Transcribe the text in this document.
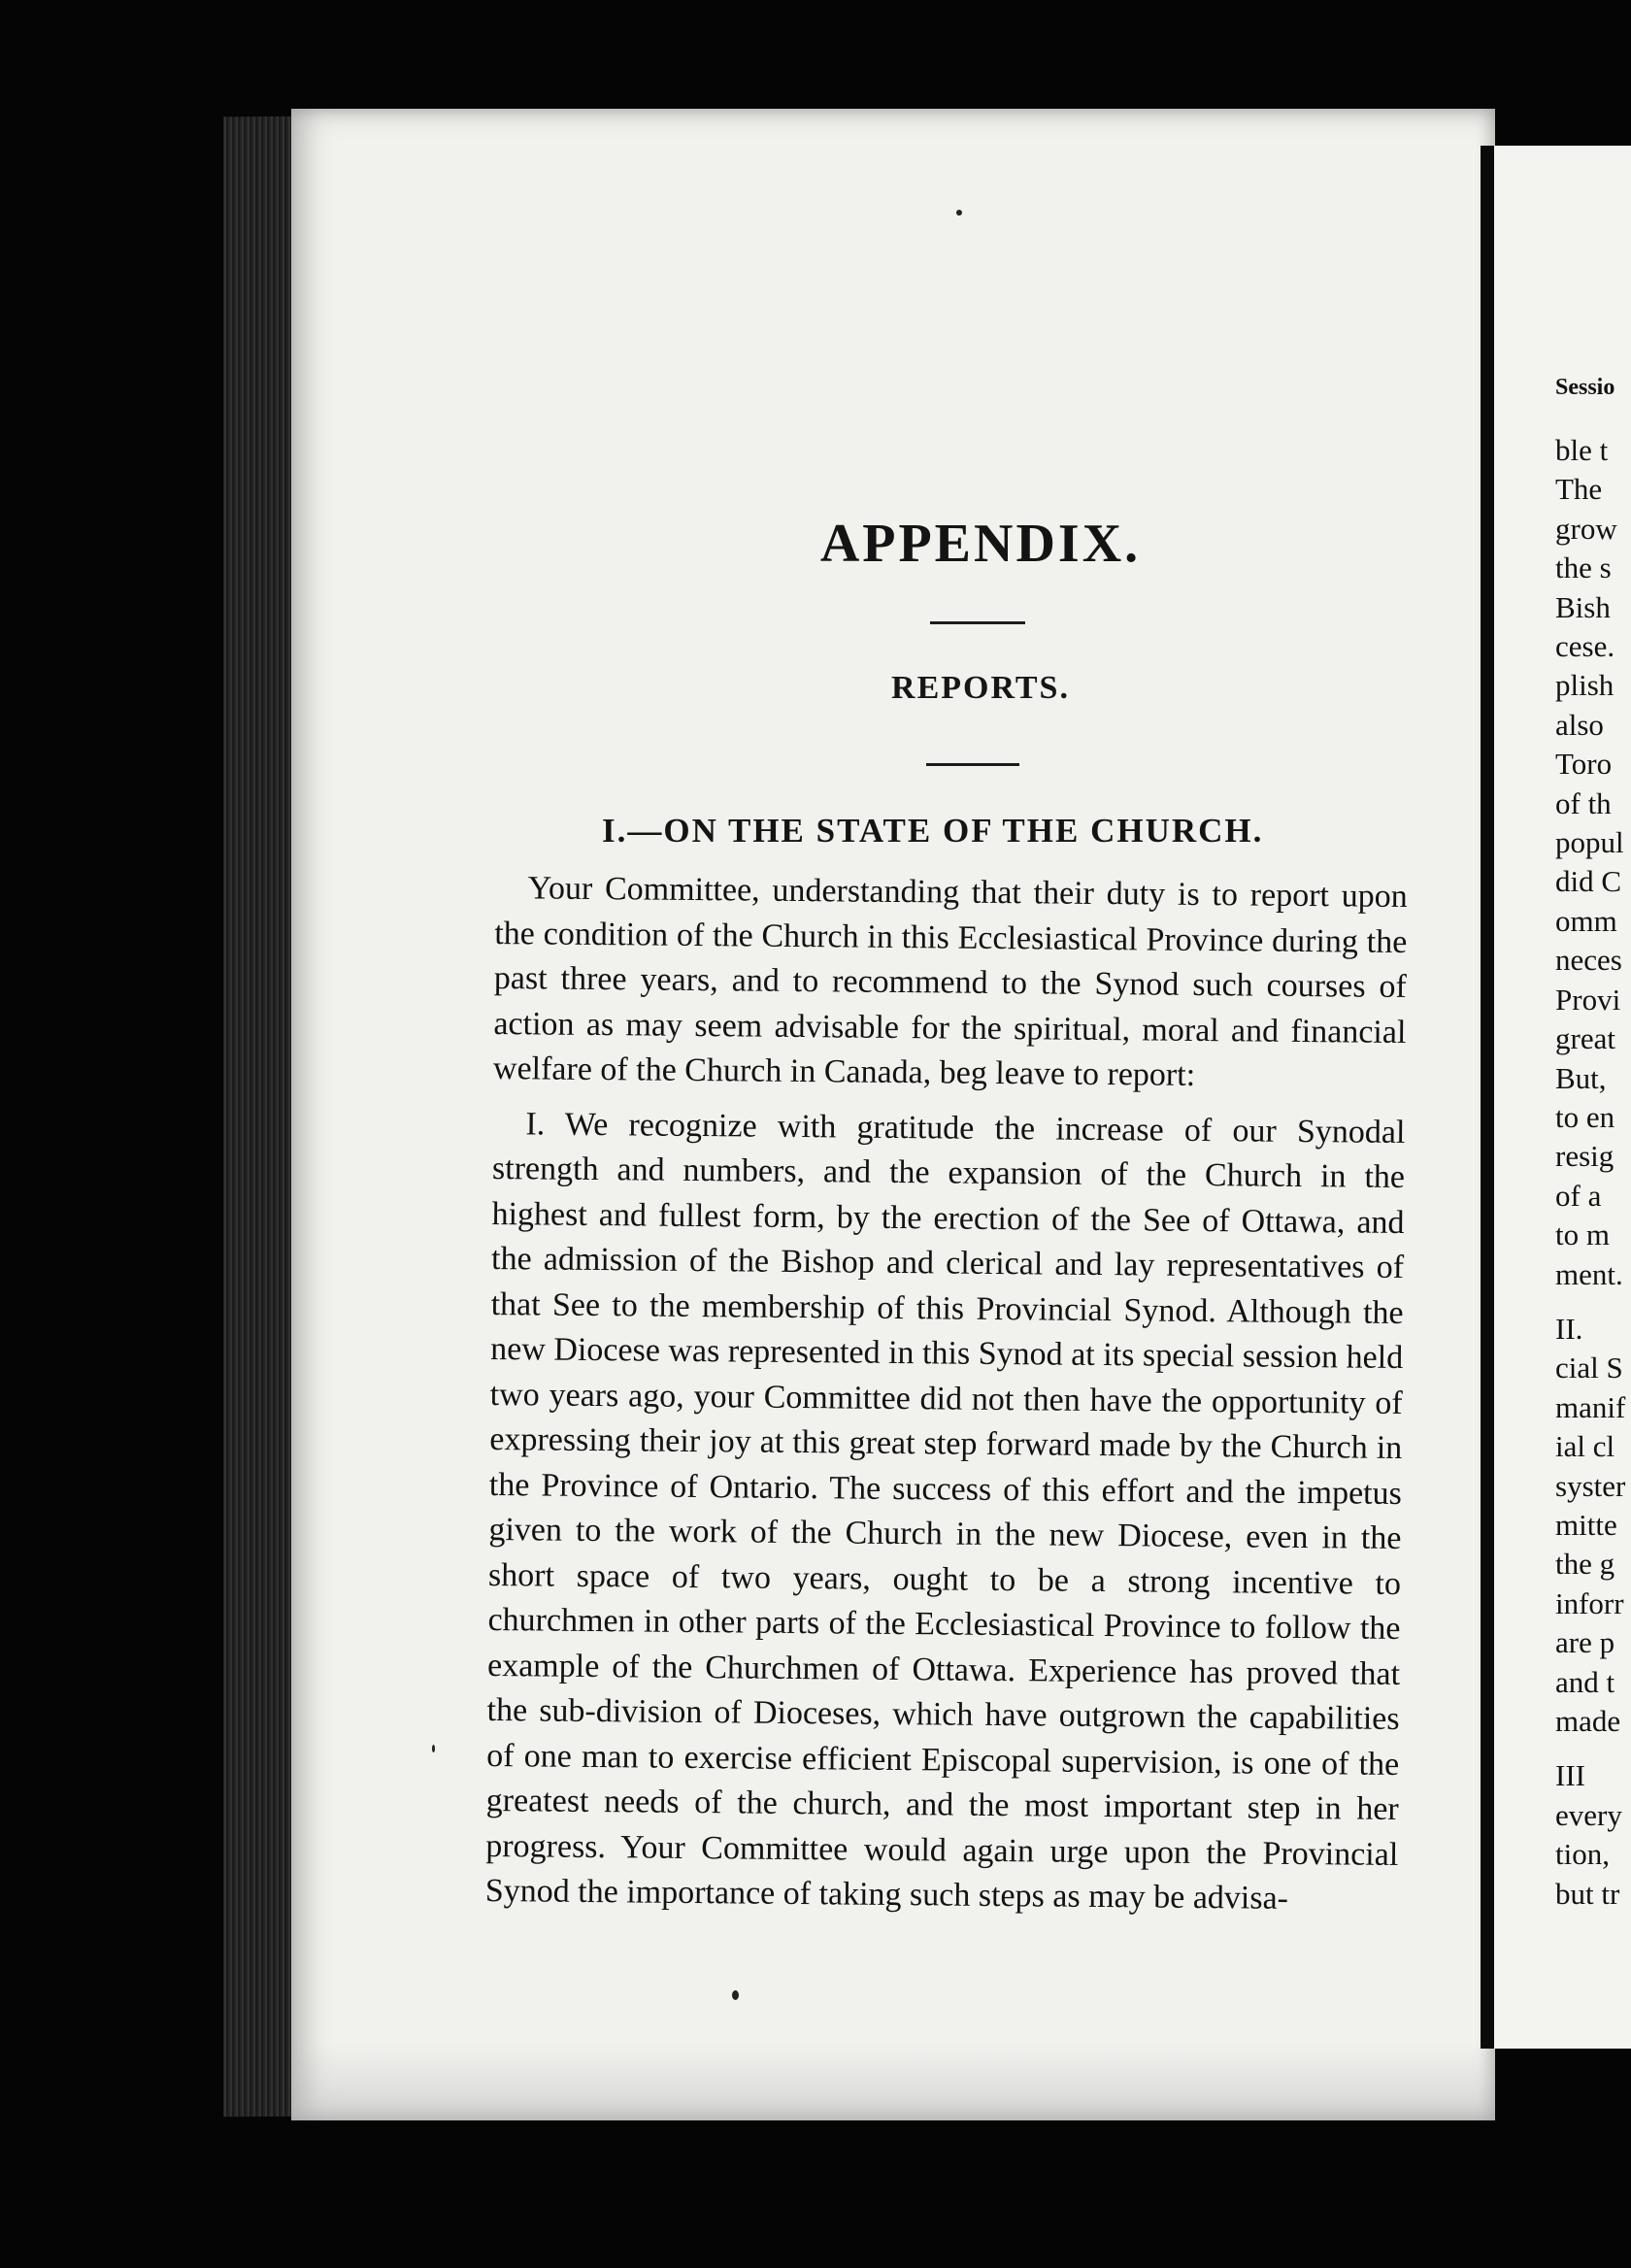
APPENDIX.
REPORTS.
I.—ON THE STATE OF THE CHURCH.

Your Committee, understanding that their duty is to report upon the condition of the Church in this Ecclesiastical Province during the past three years, and to recommend to the Synod such courses of action as may seem advisable for the spiritual, moral and financial welfare of the Church in Canada, beg leave to report:

I. We recognize with gratitude the increase of our Synodal strength and numbers, and the expansion of the Church in the highest and fullest form, by the erection of the See of Ottawa, and the admission of the Bishop and clerical and lay representatives of that See to the membership of this Provincial Synod. Although the new Diocese was represented in this Synod at its special session held two years ago, your Committee did not then have the opportunity of expressing their joy at this great step forward made by the Church in the Province of Ontario. The success of this effort and the impetus given to the work of the Church in the new Diocese, even in the short space of two years, ought to be a strong incentive to churchmen in other parts of the Ecclesiastical Province to follow the example of the Churchmen of Ottawa. Experience has proved that the sub-division of Dioceses, which have outgrown the capabilities of one man to exercise efficient Episcopal supervision, is one of the greatest needs of the church, and the most important step in her progress. Your Committee would again urge upon the Provincial Synod the importance of taking such steps as may be advisa-

Sessio
ble t
The
grow
the s
Bish
cese.
plish
also
Toro
of th
popul
did C
omm
neces
Provi
great
But,
to en
resig
of a
to m
ment.
II.
cial S
manif
ial cl
syster
mitte
the g
inforr
are p
and t
made
III
every
tion,
but tr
* * * *
◆ **EXERCISE INSTRUCTIONS**: Search the entries for "great" and copy out each line that has it.

◆ **PROBLEM SOLUTION**:
I. We recognize with gratitude the increase of our Synodal strength and numbers, and the expansion of the Church in the highest and fullest form, by the erection of the See of Ottawa, and the admission of the Bishop and clerical and lay representatives of that See to the membership of this Provincial Synod. Although the new Diocese was represented in this Synod at its special session held two years ago, your Committee did not then have the opportunity of expressing their joy at this great step forward made by the Church in the Province of Ontario. The success of this effort and the impetus given to the work of the Church in the new Diocese, even in the short space of two years, ought to be a strong incentive to churchmen in other parts of the Ecclesiastical Province to follow the example of the Churchmen of Ottawa. Experience has proved that the sub-division of Dioceses, which have outgrown the capabilities of one man to exercise efficient Episcopal supervision, is one of the greatest needs of the church, and the most important step in her progress. Your Committee would again urge upon the Provincial Synod the importance of taking such steps as may be advisa-
great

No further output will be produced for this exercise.